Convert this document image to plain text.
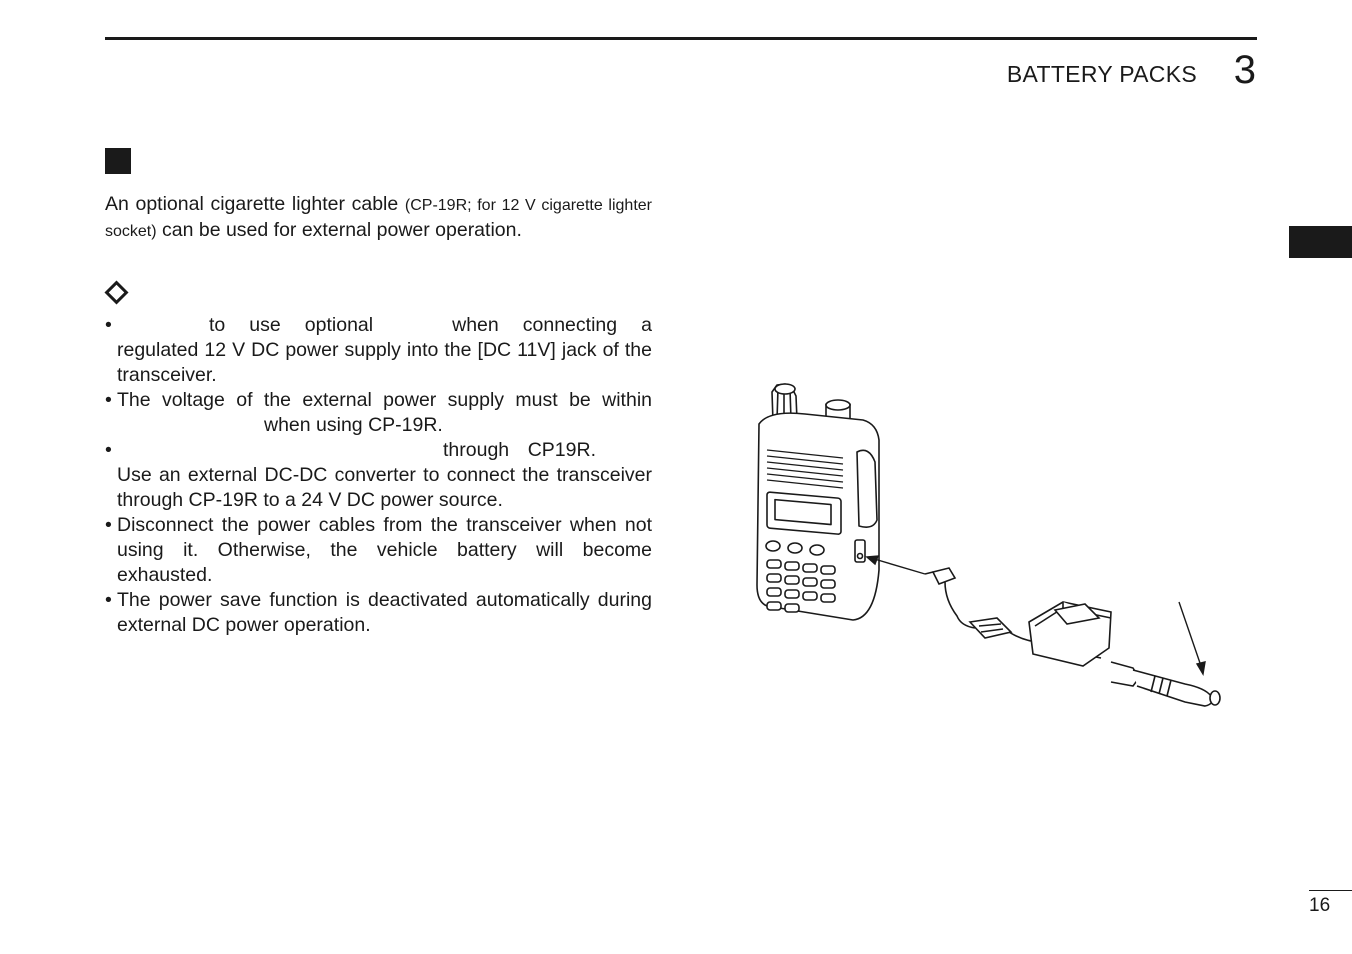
BATTERY PACKS 3
An optional cigarette lighter cable (CP-19R; for 12 V cigarette lighter socket) can be used for external power operation.
•	to use optional	when connecting a regulated 12 V DC power supply into the [DC 11V] jack of the transceiver.
• The voltage of the external power supply must be within when using CP-19R.
•	through CP19R. Use an external DC-DC converter to connect the transceiver through CP-19R to a 24 V DC power source.
• Disconnect the power cables from the transceiver when not using it. Otherwise, the vehicle battery will become exhausted.
• The power save function is deactivated automatically during external DC power operation.
16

- Short problem: Copy the records exactly as they appear, excluding images.

- Complete output:
Convert this document image to plain text.
BATTERY PACKS 3
An optional cigarette lighter cable (CP-19R; for 12 V cigarette lighter socket) can be used for external power operation.
•	to use optional	when connecting a regulated 12 V DC power supply into the [DC 11V] jack of the transceiver.
• The voltage of the external power supply must be within when using CP-19R.
•	through CP19R. Use an external DC-DC converter to connect the transceiver through CP-19R to a 24 V DC power source.
• Disconnect the power cables from the transceiver when not using it. Otherwise, the vehicle battery will become exhausted.
• The power save function is deactivated automatically during external DC power operation.
16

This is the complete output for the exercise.